PROVIDED INFORMATION:
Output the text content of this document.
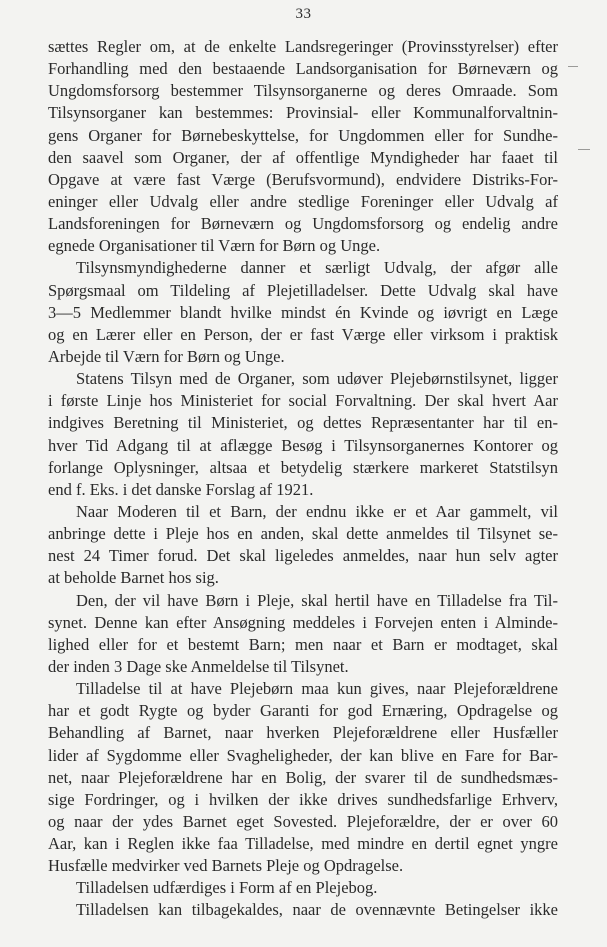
33
sættes Regler om, at de enkelte Landsregeringer (Provinsstyrelser) efter
Forhandling med den bestaaende Landsorganisation for Børneværn og
Ungdomsforsorg bestemmer Tilsynsorganerne og deres Omraade. Som
Tilsynsorganer kan bestemmes: Provinsial- eller Kommunalforvaltnin-
gens Organer for Børnebeskyttelse, for Ungdommen eller for Sundhe-
den saavel som Organer, der af offentlige Myndigheder har faaet til
Opgave at være fast Værge (Berufsvormund), endvidere Distriks-For-
eninger eller Udvalg eller andre stedlige Foreninger eller Udvalg af
Landsforeningen for Børneværn og Ungdomsforsorg og endelig andre
egnede Organisationer til Værn for Børn og Unge.
Tilsynsmyndighederne danner et særligt Udvalg, der afgør alle
Spørgsmaal om Tildeling af Plejetilladelser. Dette Udvalg skal have
3—5 Medlemmer blandt hvilke mindst én Kvinde og iøvrigt en Læge
og en Lærer eller en Person, der er fast Værge eller virksom i praktisk
Arbejde til Værn for Børn og Unge.
Statens Tilsyn med de Organer, som udøver Plejebørnstilsynet, ligger
i første Linje hos Ministeriet for social Forvaltning. Der skal hvert Aar
indgives Beretning til Ministeriet, og dettes Repræsentanter har til en-
hver Tid Adgang til at aflægge Besøg i Tilsynsorganernes Kontorer og
forlange Oplysninger, altsaa et betydelig stærkere markeret Statstilsyn
end f. Eks. i det danske Forslag af 1921.
Naar Moderen til et Barn, der endnu ikke er et Aar gammelt, vil
anbringe dette i Pleje hos en anden, skal dette anmeldes til Tilsynet se-
nest 24 Timer forud. Det skal ligeledes anmeldes, naar hun selv agter
at beholde Barnet hos sig.
Den, der vil have Børn i Pleje, skal hertil have en Tilladelse fra Til-
synet. Denne kan efter Ansøgning meddeles i Forvejen enten i Alminde-
lighed eller for et bestemt Barn; men naar et Barn er modtaget, skal
der inden 3 Dage ske Anmeldelse til Tilsynet.
Tilladelse til at have Plejebørn maa kun gives, naar Plejeforældrene
har et godt Rygte og byder Garanti for god Ernæring, Opdragelse og
Behandling af Barnet, naar hverken Plejeforældrene eller Husfæller
lider af Sygdomme eller Svagheligheder, der kan blive en Fare for Bar-
net, naar Plejeforældrene har en Bolig, der svarer til de sundhedsmæs-
sige Fordringer, og i hvilken der ikke drives sundhedsfarlige Erhverv,
og naar der ydes Barnet eget Sovested. Plejeforældre, der er over 60
Aar, kan i Reglen ikke faa Tilladelse, med mindre en dertil egnet yngre
Husfælle medvirker ved Barnets Pleje og Opdragelse.
Tilladelsen udfærdiges i Form af en Plejebog.
Tilladelsen kan tilbagekaldes, naar de ovennævnte Betingelser ikke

DO THIS: Return all of the entries word for word, but omit the pictures.

EXPECTED ANSWER:
Output the text content of this document.
33
sættes Regler om, at de enkelte Landsregeringer (Provinsstyrelser) efter
Forhandling med den bestaaende Landsorganisation for Børneværn og
Ungdomsforsorg bestemmer Tilsynsorganerne og deres Omraade. Som
Tilsynsorganer kan bestemmes: Provinsial- eller Kommunalforvaltnin-
gens Organer for Børnebeskyttelse, for Ungdommen eller for Sundhe-
den saavel som Organer, der af offentlige Myndigheder har faaet til
Opgave at være fast Værge (Berufsvormund), endvidere Distriks-For-
eninger eller Udvalg eller andre stedlige Foreninger eller Udvalg af
Landsforeningen for Børneværn og Ungdomsforsorg og endelig andre
egnede Organisationer til Værn for Børn og Unge.
Tilsynsmyndighederne danner et særligt Udvalg, der afgør alle
Spørgsmaal om Tildeling af Plejetilladelser. Dette Udvalg skal have
3—5 Medlemmer blandt hvilke mindst én Kvinde og iøvrigt en Læge
og en Lærer eller en Person, der er fast Værge eller virksom i praktisk
Arbejde til Værn for Børn og Unge.
Statens Tilsyn med de Organer, som udøver Plejebørnstilsynet, ligger
i første Linje hos Ministeriet for social Forvaltning. Der skal hvert Aar
indgives Beretning til Ministeriet, og dettes Repræsentanter har til en-
hver Tid Adgang til at aflægge Besøg i Tilsynsorganernes Kontorer og
forlange Oplysninger, altsaa et betydelig stærkere markeret Statstilsyn
end f. Eks. i det danske Forslag af 1921.
Naar Moderen til et Barn, der endnu ikke er et Aar gammelt, vil
anbringe dette i Pleje hos en anden, skal dette anmeldes til Tilsynet se-
nest 24 Timer forud. Det skal ligeledes anmeldes, naar hun selv agter
at beholde Barnet hos sig.
Den, der vil have Børn i Pleje, skal hertil have en Tilladelse fra Til-
synet. Denne kan efter Ansøgning meddeles i Forvejen enten i Alminde-
lighed eller for et bestemt Barn; men naar et Barn er modtaget, skal
der inden 3 Dage ske Anmeldelse til Tilsynet.
Tilladelse til at have Plejebørn maa kun gives, naar Plejeforældrene
har et godt Rygte og byder Garanti for god Ernæring, Opdragelse og
Behandling af Barnet, naar hverken Plejeforældrene eller Husfæller
lider af Sygdomme eller Svagheligheder, der kan blive en Fare for Bar-
net, naar Plejeforældrene har en Bolig, der svarer til de sundhedsmæs-
sige Fordringer, og i hvilken der ikke drives sundhedsfarlige Erhverv,
og naar der ydes Barnet eget Sovested. Plejeforældre, der er over 60
Aar, kan i Reglen ikke faa Tilladelse, med mindre en dertil egnet yngre
Husfælle medvirker ved Barnets Pleje og Opdragelse.
Tilladelsen udfærdiges i Form af en Plejebog.
Tilladelsen kan tilbagekaldes, naar de ovennævnte Betingelser ikke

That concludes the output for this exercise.